> _Do this_
Repeat the data word for word. Do not include the pictures.

╔══

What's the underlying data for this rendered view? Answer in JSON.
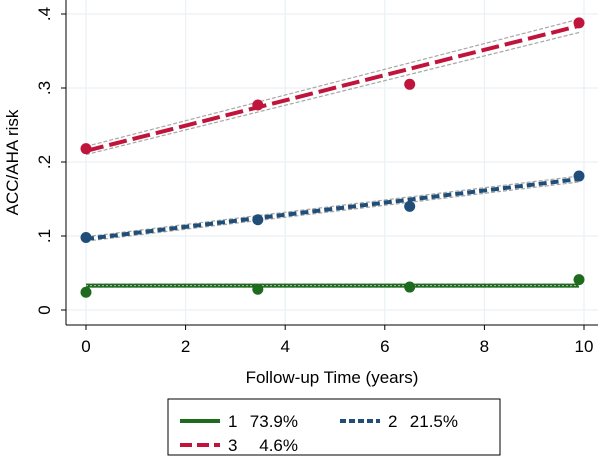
{
  "chart_data": {
    "type": "line",
    "xlabel": "Follow-up Time (years)",
    "ylabel": "ACC/AHA risk",
    "xlim": [
      0,
      10
    ],
    "ylim": [
      0,
      0.4
    ],
    "x_ticks": [
      {
        "value": 0,
        "label": "0"
      },
      {
        "value": 2,
        "label": "2"
      },
      {
        "value": 4,
        "label": "4"
      },
      {
        "value": 6,
        "label": "6"
      },
      {
        "value": 8,
        "label": "8"
      },
      {
        "value": 10,
        "label": "10"
      }
    ],
    "y_ticks": [
      {
        "value": 0,
        "label": "0"
      },
      {
        "value": 0.1,
        "label": ".1"
      },
      {
        "value": 0.2,
        "label": ".2"
      },
      {
        "value": 0.3,
        "label": ".3"
      },
      {
        "value": 0.4,
        "label": ".4"
      }
    ],
    "grid": true,
    "legend_position": "bottom",
    "series": [
      {
        "name": "1",
        "share": "73.9%",
        "color": "#1e6b1e",
        "line_style": "solid",
        "observed": [
          {
            "x": 0,
            "y": 0.024
          },
          {
            "x": 3.45,
            "y": 0.028
          },
          {
            "x": 6.5,
            "y": 0.031
          },
          {
            "x": 9.9,
            "y": 0.041
          }
        ],
        "fitted": [
          {
            "x": 0,
            "y": 0.033
          },
          {
            "x": 9.9,
            "y": 0.033
          }
        ],
        "ci_lower": [
          {
            "x": 0,
            "y": 0.031
          },
          {
            "x": 9.9,
            "y": 0.031
          }
        ],
        "ci_upper": [
          {
            "x": 0,
            "y": 0.035
          },
          {
            "x": 9.9,
            "y": 0.035
          }
        ]
      },
      {
        "name": "2",
        "share": "21.5%",
        "color": "#1f4e79",
        "line_style": "dash",
        "observed": [
          {
            "x": 0,
            "y": 0.098
          },
          {
            "x": 3.45,
            "y": 0.122
          },
          {
            "x": 6.5,
            "y": 0.14
          },
          {
            "x": 9.9,
            "y": 0.181
          }
        ],
        "fitted": [
          {
            "x": 0,
            "y": 0.096
          },
          {
            "x": 9.9,
            "y": 0.177
          }
        ],
        "ci_lower": [
          {
            "x": 0,
            "y": 0.093
          },
          {
            "x": 9.9,
            "y": 0.173
          }
        ],
        "ci_upper": [
          {
            "x": 0,
            "y": 0.099
          },
          {
            "x": 9.9,
            "y": 0.181
          }
        ]
      },
      {
        "name": "3",
        "share": "4.6%",
        "color": "#c0143c",
        "line_style": "longdash",
        "observed": [
          {
            "x": 0,
            "y": 0.218
          },
          {
            "x": 3.45,
            "y": 0.277
          },
          {
            "x": 6.5,
            "y": 0.305
          },
          {
            "x": 9.9,
            "y": 0.388
          }
        ],
        "fitted": [
          {
            "x": 0,
            "y": 0.215
          },
          {
            "x": 9.9,
            "y": 0.384
          }
        ],
        "ci_lower": [
          {
            "x": 0,
            "y": 0.21
          },
          {
            "x": 9.9,
            "y": 0.375
          }
        ],
        "ci_upper": [
          {
            "x": 0,
            "y": 0.221
          },
          {
            "x": 9.9,
            "y": 0.393
          }
        ]
      }
    ]
  }
}
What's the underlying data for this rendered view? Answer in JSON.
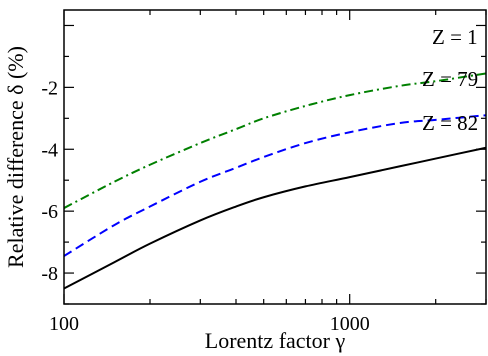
{
  "chart_data": {
    "type": "line",
    "xlabel": "Lorentz factor γ",
    "ylabel": "Relative difference δ (%)",
    "x_scale": "log",
    "xlim": [
      100,
      3000
    ],
    "ylim": [
      -9,
      0.5
    ],
    "x_ticks": [
      {
        "value": 100,
        "label": "100"
      },
      {
        "value": 1000,
        "label": "1000"
      }
    ],
    "y_ticks": [
      {
        "value": -8,
        "label": "-8"
      },
      {
        "value": -6,
        "label": "-6"
      },
      {
        "value": -4,
        "label": "-4"
      },
      {
        "value": -2,
        "label": "-2"
      }
    ],
    "grid": false,
    "legend": "none",
    "series": [
      {
        "name": "Z = 1",
        "color": "#008000",
        "dash": "dash-dot",
        "x": [
          100,
          150,
          200,
          300,
          400,
          500,
          700,
          1000,
          1500,
          2000,
          3000
        ],
        "y": [
          -5.9,
          -5.05,
          -4.5,
          -3.8,
          -3.35,
          -3.0,
          -2.6,
          -2.25,
          -1.95,
          -1.8,
          -1.55
        ]
      },
      {
        "name": "Z = 79",
        "color": "#0000ff",
        "dash": "dashed",
        "x": [
          100,
          150,
          200,
          300,
          400,
          500,
          700,
          1000,
          1500,
          2000,
          3000
        ],
        "y": [
          -7.45,
          -6.45,
          -5.85,
          -5.05,
          -4.6,
          -4.25,
          -3.8,
          -3.45,
          -3.15,
          -3.05,
          -2.9
        ]
      },
      {
        "name": "Z = 82",
        "color": "#000000",
        "dash": "solid",
        "x": [
          100,
          150,
          200,
          300,
          400,
          500,
          700,
          1000,
          1500,
          2000,
          3000
        ],
        "y": [
          -8.5,
          -7.65,
          -7.05,
          -6.3,
          -5.85,
          -5.55,
          -5.2,
          -4.9,
          -4.55,
          -4.3,
          -3.95
        ]
      }
    ]
  }
}
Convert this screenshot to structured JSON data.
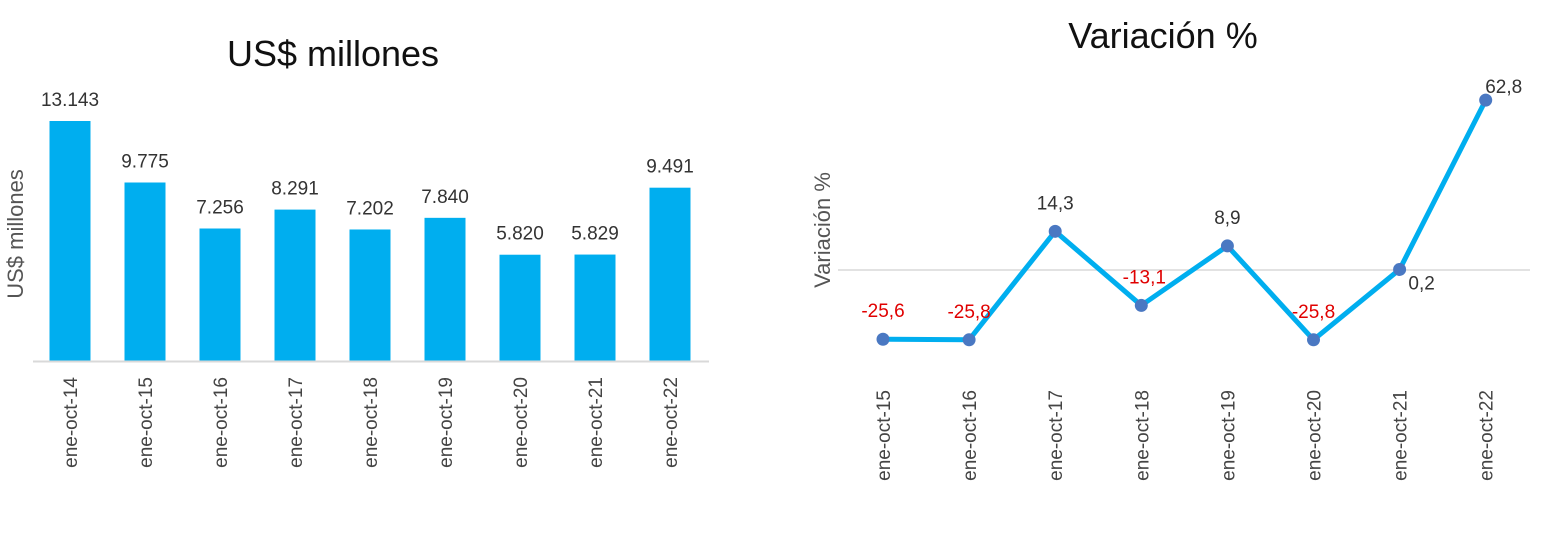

╚══

> _The reply_
What's the underlying data for this rendered view? Answer in JSON.
{
  "chart_data": {
    "type": "line",
    "xlabel": "Follow-up Time (years)",
    "ylabel": "ACC/AHA risk",
    "xlim": [
      0,
      10
    ],
    "ylim": [
      0,
      0.4
    ],
    "x_ticks": [
      {
        "value": 0,
        "label": "0"
      },
      {
        "value": 2,
        "label": "2"
      },
      {
        "value": 4,
        "label": "4"
      },
      {
        "value": 6,
        "label": "6"
      },
      {
        "value": 8,
        "label": "8"
      },
      {
        "value": 10,
        "label": "10"
      }
    ],
    "y_ticks": [
      {
        "value": 0,
        "label": "0"
      },
      {
        "value": 0.1,
        "label": ".1"
      },
      {
        "value": 0.2,
        "label": ".2"
      },
      {
        "value": 0.3,
        "label": ".3"
      },
      {
        "value": 0.4,
        "label": ".4"
      }
    ],
    "grid": true,
    "legend_position": "bottom",
    "series": [
      {
        "name": "1",
        "share": "73.9%",
        "color": "#1e6b1e",
        "line_style": "solid",
        "observed": [
          {
            "x": 0,
            "y": 0.024
          },
          {
            "x": 3.45,
            "y": 0.028
          },
          {
            "x": 6.5,
            "y": 0.031
          },
          {
            "x": 9.9,
            "y": 0.041
          }
        ],
        "fitted": [
          {
            "x": 0,
            "y": 0.033
          },
          {
            "x": 9.9,
            "y": 0.033
          }
        ],
        "ci_lower": [
          {
            "x": 0,
            "y": 0.031
          },
          {
            "x": 9.9,
            "y": 0.031
          }
        ],
        "ci_upper": [
          {
            "x": 0,
            "y": 0.035
          },
          {
            "x": 9.9,
            "y": 0.035
          }
        ]
      },
      {
        "name": "2",
        "share": "21.5%",
        "color": "#1f4e79",
        "line_style": "dash",
        "observed": [
          {
            "x": 0,
            "y": 0.098
          },
          {
            "x": 3.45,
            "y": 0.122
          },
          {
            "x": 6.5,
            "y": 0.14
          },
          {
            "x": 9.9,
            "y": 0.181
          }
        ],
        "fitted": [
          {
            "x": 0,
            "y": 0.096
          },
          {
            "x": 9.9,
            "y": 0.177
          }
        ],
        "ci_lower": [
          {
            "x": 0,
            "y": 0.093
          },
          {
            "x": 9.9,
            "y": 0.173
          }
        ],
        "ci_upper": [
          {
            "x": 0,
            "y": 0.099
          },
          {
            "x": 9.9,
            "y": 0.181
          }
        ]
      },
      {
        "name": "3",
        "share": "4.6%",
        "color": "#c0143c",
        "line_style": "longdash",
        "observed": [
          {
            "x": 0,
            "y": 0.218
          },
          {
            "x": 3.45,
            "y": 0.277
          },
          {
            "x": 6.5,
            "y": 0.305
          },
          {
            "x": 9.9,
            "y": 0.388
          }
        ],
        "fitted": [
          {
            "x": 0,
            "y": 0.215
          },
          {
            "x": 9.9,
            "y": 0.384
          }
        ],
        "ci_lower": [
          {
            "x": 0,
            "y": 0.21
          },
          {
            "x": 9.9,
            "y": 0.375
          }
        ],
        "ci_upper": [
          {
            "x": 0,
            "y": 0.221
          },
          {
            "x": 9.9,
            "y": 0.393
          }
        ]
      }
    ]
  }
}
What's the underlying data for this rendered view? Answer in JSON.
{
  "chart_data": {
    "type": "line",
    "xlabel": "Lorentz factor γ",
    "ylabel": "Relative difference δ (%)",
    "x_scale": "log",
    "xlim": [
      100,
      3000
    ],
    "ylim": [
      -9,
      0.5
    ],
    "x_ticks": [
      {
        "value": 100,
        "label": "100"
      },
      {
        "value": 1000,
        "label": "1000"
      }
    ],
    "y_ticks": [
      {
        "value": -8,
        "label": "-8"
      },
      {
        "value": -6,
        "label": "-6"
      },
      {
        "value": -4,
        "label": "-4"
      },
      {
        "value": -2,
        "label": "-2"
      }
    ],
    "grid": false,
    "legend": "none",
    "series": [
      {
        "name": "Z = 1",
        "color": "#008000",
        "dash": "dash-dot",
        "x": [
          100,
          150,
          200,
          300,
          400,
          500,
          700,
          1000,
          1500,
          2000,
          3000
        ],
        "y": [
          -5.9,
          -5.05,
          -4.5,
          -3.8,
          -3.35,
          -3.0,
          -2.6,
          -2.25,
          -1.95,
          -1.8,
          -1.55
        ]
      },
      {
        "name": "Z = 79",
        "color": "#0000ff",
        "dash": "dashed",
        "x": [
          100,
          150,
          200,
          300,
          400,
          500,
          700,
          1000,
          1500,
          2000,
          3000
        ],
        "y": [
          -7.45,
          -6.45,
          -5.85,
          -5.05,
          -4.6,
          -4.25,
          -3.8,
          -3.45,
          -3.15,
          -3.05,
          -2.9
        ]
      },
      {
        "name": "Z = 82",
        "color": "#000000",
        "dash": "solid",
        "x": [
          100,
          150,
          200,
          300,
          400,
          500,
          700,
          1000,
          1500,
          2000,
          3000
        ],
        "y": [
          -8.5,
          -7.65,
          -7.05,
          -6.3,
          -5.85,
          -5.55,
          -5.2,
          -4.9,
          -4.55,
          -4.3,
          -3.95
        ]
      }
    ]
  }
}
Convert this screenshot to structured JSON data.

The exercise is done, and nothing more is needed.